[Start Data excerpts]

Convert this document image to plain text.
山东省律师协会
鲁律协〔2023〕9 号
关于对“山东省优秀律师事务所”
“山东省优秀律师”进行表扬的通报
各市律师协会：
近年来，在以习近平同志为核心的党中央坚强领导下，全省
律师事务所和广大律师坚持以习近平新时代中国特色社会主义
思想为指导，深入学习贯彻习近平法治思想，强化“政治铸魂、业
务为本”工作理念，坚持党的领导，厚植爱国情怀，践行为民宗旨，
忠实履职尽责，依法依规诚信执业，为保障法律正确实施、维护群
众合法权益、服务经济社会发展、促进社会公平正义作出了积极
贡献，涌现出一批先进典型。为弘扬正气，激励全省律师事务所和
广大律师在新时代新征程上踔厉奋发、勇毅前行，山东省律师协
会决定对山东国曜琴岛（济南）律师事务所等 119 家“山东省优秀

[End Data excerpts]

- What is expected: Please set down the whole listing above without altering a single line.

- Correct response:
Convert this document image to plain text.
山东省律师协会
鲁律协〔2023〕9 号
关于对“山东省优秀律师事务所”
“山东省优秀律师”进行表扬的通报
各市律师协会：
近年来，在以习近平同志为核心的党中央坚强领导下，全省
律师事务所和广大律师坚持以习近平新时代中国特色社会主义
思想为指导，深入学习贯彻习近平法治思想，强化“政治铸魂、业
务为本”工作理念，坚持党的领导，厚植爱国情怀，践行为民宗旨，
忠实履职尽责，依法依规诚信执业，为保障法律正确实施、维护群
众合法权益、服务经济社会发展、促进社会公平正义作出了积极
贡献，涌现出一批先进典型。为弘扬正气，激励全省律师事务所和
广大律师在新时代新征程上踔厉奋发、勇毅前行，山东省律师协
会决定对山东国曜琴岛（济南）律师事务所等 119 家“山东省优秀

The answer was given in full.